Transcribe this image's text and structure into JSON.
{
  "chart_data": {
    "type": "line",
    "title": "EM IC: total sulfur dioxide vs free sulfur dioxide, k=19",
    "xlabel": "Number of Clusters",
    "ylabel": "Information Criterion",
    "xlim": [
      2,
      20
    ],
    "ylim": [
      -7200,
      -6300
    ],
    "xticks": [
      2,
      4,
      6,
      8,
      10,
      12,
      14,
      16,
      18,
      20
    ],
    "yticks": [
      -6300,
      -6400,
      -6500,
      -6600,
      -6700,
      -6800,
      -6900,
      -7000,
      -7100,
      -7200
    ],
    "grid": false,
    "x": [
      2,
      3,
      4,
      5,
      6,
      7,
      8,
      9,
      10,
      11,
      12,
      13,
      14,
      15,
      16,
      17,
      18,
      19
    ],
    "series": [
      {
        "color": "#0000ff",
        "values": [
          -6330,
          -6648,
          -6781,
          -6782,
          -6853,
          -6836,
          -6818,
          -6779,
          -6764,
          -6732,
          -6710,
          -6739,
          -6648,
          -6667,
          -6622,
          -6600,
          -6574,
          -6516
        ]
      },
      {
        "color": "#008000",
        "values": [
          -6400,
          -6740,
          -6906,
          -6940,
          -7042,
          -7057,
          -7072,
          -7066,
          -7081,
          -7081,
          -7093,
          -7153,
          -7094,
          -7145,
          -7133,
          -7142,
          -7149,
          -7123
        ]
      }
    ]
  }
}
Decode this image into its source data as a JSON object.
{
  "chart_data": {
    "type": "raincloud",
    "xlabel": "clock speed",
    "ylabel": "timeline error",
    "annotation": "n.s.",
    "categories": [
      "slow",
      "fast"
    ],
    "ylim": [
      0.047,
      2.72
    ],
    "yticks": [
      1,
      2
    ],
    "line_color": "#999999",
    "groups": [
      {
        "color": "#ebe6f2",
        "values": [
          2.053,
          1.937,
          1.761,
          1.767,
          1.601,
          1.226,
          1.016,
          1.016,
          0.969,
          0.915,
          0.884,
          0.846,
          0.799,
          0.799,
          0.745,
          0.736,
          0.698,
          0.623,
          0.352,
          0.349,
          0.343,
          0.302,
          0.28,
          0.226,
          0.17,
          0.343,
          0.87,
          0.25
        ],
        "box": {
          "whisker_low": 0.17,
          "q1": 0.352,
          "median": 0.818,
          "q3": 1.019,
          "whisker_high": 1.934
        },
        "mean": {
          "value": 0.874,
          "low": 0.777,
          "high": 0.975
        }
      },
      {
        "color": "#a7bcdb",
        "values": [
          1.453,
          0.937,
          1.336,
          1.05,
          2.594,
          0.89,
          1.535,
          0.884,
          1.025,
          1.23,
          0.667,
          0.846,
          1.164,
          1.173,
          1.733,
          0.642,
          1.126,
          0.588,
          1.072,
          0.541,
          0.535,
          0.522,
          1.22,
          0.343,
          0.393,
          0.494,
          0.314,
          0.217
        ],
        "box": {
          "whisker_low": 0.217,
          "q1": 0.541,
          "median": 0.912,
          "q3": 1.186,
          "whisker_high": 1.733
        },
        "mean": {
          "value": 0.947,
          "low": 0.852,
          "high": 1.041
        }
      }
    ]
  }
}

▶ **Objective**: Which lines above hold the word "image"? Copy each of them.

▶ **Exercise result**:
Transcribe this image's text and structure into JSON.
Decode this image into its source data as a JSON object.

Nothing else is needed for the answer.